Text shown >>
MapR 5.0 Documentation : Supported and Unsupported SQL/HiveQL Language Features

Supported HiveQL Statements and Clauses

  • JOIN
  • AGGREGATE
  • DISTINCT
  • UNION ALL
  • ORDER BY (Must use a LIMIT clause with ORDER BY.)
  • LIMIT (Accepts arithmetic expressions and numeric literals. You can include the OFFSET clause with the LIMIT clause to produce paged result sets, like 11-20.)
  • FROM (You can include FROM in an uncorrelated subquery.)
  • INSERT INTO
  • INSERT OVERWRITE
  • LEFT|RIGHT ANTI JOIN

Supported SQL Statements

When you issue an SQL statement, use a semicolon at the end of each statement.

  • COMPUTE INCREMENTAL STATS
  • COMPUTE STATS
  • CREATE ROLE
  • CREATE TABLE
    • Use the STORED AS PARQUET or STORED AS TEXTFILE clause with CREATE TABLE to identify the format of the underlying data files.
    • Use the TBLPROPERTIES clause with CREATE TABLE to associate random metadata with a table as key-value pairs. 
    • Use SERDEPROPERTIES with CREATE TABLE to set up metadata that defines how tables are read and written. This may be required for Hive compatibility.

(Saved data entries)

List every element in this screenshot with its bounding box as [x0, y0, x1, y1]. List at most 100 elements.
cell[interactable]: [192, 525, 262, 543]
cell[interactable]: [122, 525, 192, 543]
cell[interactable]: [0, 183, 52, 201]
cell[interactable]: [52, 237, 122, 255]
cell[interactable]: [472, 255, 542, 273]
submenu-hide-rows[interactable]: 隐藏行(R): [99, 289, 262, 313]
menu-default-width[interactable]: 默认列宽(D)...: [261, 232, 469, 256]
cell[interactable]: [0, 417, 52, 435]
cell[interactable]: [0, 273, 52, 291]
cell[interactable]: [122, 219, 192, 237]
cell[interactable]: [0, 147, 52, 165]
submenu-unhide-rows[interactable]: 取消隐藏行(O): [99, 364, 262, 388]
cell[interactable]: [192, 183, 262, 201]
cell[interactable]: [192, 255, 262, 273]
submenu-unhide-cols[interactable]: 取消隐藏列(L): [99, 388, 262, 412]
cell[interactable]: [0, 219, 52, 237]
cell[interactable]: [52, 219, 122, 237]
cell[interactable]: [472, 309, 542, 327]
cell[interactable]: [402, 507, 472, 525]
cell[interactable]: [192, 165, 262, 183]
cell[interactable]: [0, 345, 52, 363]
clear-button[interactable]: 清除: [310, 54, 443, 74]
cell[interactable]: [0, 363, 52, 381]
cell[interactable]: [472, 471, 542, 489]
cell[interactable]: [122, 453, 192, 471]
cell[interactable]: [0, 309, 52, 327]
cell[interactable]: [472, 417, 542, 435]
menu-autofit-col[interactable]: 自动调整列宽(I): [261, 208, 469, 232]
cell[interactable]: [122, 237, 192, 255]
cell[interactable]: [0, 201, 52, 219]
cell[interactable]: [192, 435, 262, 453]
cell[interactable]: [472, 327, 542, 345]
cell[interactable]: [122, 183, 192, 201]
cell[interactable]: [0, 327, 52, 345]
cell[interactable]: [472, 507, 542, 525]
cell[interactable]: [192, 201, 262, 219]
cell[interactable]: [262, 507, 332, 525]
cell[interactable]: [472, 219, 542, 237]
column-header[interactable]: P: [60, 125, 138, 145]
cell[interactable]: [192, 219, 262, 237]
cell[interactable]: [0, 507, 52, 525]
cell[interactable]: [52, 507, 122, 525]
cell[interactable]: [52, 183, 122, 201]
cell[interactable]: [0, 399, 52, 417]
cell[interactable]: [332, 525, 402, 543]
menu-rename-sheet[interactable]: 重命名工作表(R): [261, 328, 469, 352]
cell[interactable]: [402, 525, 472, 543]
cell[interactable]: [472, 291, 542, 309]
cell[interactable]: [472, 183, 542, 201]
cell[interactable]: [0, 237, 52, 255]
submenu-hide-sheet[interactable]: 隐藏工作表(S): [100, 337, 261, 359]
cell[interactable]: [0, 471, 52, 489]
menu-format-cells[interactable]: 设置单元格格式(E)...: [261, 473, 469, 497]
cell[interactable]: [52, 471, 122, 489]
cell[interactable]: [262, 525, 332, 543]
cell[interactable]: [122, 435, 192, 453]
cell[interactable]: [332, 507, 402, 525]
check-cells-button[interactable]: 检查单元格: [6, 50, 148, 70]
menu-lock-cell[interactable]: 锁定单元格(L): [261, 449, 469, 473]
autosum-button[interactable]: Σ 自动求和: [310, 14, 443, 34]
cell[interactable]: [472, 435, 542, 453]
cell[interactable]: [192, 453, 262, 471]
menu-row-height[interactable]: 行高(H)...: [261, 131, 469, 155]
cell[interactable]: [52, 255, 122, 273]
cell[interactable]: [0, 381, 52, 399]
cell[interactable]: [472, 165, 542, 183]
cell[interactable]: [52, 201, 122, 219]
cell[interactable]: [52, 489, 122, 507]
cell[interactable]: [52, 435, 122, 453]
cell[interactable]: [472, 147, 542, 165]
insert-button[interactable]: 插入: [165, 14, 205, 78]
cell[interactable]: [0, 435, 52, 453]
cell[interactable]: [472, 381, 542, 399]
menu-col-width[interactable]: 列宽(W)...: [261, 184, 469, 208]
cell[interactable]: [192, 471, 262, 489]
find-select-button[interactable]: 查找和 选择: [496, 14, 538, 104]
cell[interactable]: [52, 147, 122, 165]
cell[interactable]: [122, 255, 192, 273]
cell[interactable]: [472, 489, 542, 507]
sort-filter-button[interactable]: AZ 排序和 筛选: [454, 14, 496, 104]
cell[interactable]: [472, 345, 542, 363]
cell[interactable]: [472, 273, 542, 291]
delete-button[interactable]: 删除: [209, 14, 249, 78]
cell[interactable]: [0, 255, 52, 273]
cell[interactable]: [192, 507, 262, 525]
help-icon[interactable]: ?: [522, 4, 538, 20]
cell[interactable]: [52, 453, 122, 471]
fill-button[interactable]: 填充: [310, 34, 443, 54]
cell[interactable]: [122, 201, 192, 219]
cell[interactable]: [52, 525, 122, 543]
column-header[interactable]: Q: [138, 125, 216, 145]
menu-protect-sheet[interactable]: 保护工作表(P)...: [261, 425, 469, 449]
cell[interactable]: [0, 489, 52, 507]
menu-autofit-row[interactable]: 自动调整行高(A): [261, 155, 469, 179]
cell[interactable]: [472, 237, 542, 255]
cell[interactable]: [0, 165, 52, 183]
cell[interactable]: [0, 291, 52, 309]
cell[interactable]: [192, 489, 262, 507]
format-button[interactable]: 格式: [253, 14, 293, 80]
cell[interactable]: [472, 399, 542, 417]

To be done >>
1. Print the listing line for line, beginning with its first line and ending with the line that contains "cell[interactable]: [472, 327, 542, 345]", including both of those lines.
2. Write what follows the last line of the MapR documentation on supported SQL and HiveQL features.

Task answers >>
1.
List every element in this screenshot with its bounding box as [x0, y0, x1, y1]. List at most 100 elements.
cell[interactable]: [192, 525, 262, 543]
cell[interactable]: [122, 525, 192, 543]
cell[interactable]: [0, 183, 52, 201]
cell[interactable]: [52, 237, 122, 255]
cell[interactable]: [472, 255, 542, 273]
submenu-hide-rows[interactable]: 隐藏行(R): [99, 289, 262, 313]
menu-default-width[interactable]: 默认列宽(D)...: [261, 232, 469, 256]
cell[interactable]: [0, 417, 52, 435]
cell[interactable]: [0, 273, 52, 291]
cell[interactable]: [122, 219, 192, 237]
cell[interactable]: [0, 147, 52, 165]
submenu-unhide-rows[interactable]: 取消隐藏行(O): [99, 364, 262, 388]
cell[interactable]: [192, 183, 262, 201]
cell[interactable]: [192, 255, 262, 273]
submenu-unhide-cols[interactable]: 取消隐藏列(L): [99, 388, 262, 412]
cell[interactable]: [0, 219, 52, 237]
cell[interactable]: [52, 219, 122, 237]
cell[interactable]: [472, 309, 542, 327]
cell[interactable]: [402, 507, 472, 525]
cell[interactable]: [192, 165, 262, 183]
cell[interactable]: [0, 345, 52, 363]
clear-button[interactable]: 清除: [310, 54, 443, 74]
cell[interactable]: [0, 363, 52, 381]
cell[interactable]: [472, 471, 542, 489]
cell[interactable]: [122, 453, 192, 471]
cell[interactable]: [0, 309, 52, 327]
cell[interactable]: [472, 417, 542, 435]
menu-autofit-col[interactable]: 自动调整列宽(I): [261, 208, 469, 232]
cell[interactable]: [122, 237, 192, 255]
cell[interactable]: [0, 201, 52, 219]
cell[interactable]: [192, 435, 262, 453]
cell[interactable]: [472, 327, 542, 345]

2.
    • USE WITH SERDEPROPERTIES with CREATE TABLE to specify the SerDe classes that read and write data for a table. This may be required for Hive compatibility.
  • CREATE TABLE AS SELECT
  • CREATE VIEW
  • CURRENT DATABASE(Returns the database that the session is currently using.)
  • DESCRIBE
  • DROP INCREMENTAL STATS
  • DROP ROLE
  • EXPLAIN (You can issue the command SET EXPLAIN_LEVEL=verbose for more detailed EXPLAIN output. To revert, issue the command SET EXPLAIN_LEVEL=normal.)

  • EXPLAIN PLAN
  • GRANT
  • INVALIDATE METADATA
  • LOAD DATA
  • REFRESH
  • REVOKE
  • SELECT
    • You can use the STRAIGHT_JOIN keyword immediately after SELECT to override the reordering of join clauses that Impala does internally.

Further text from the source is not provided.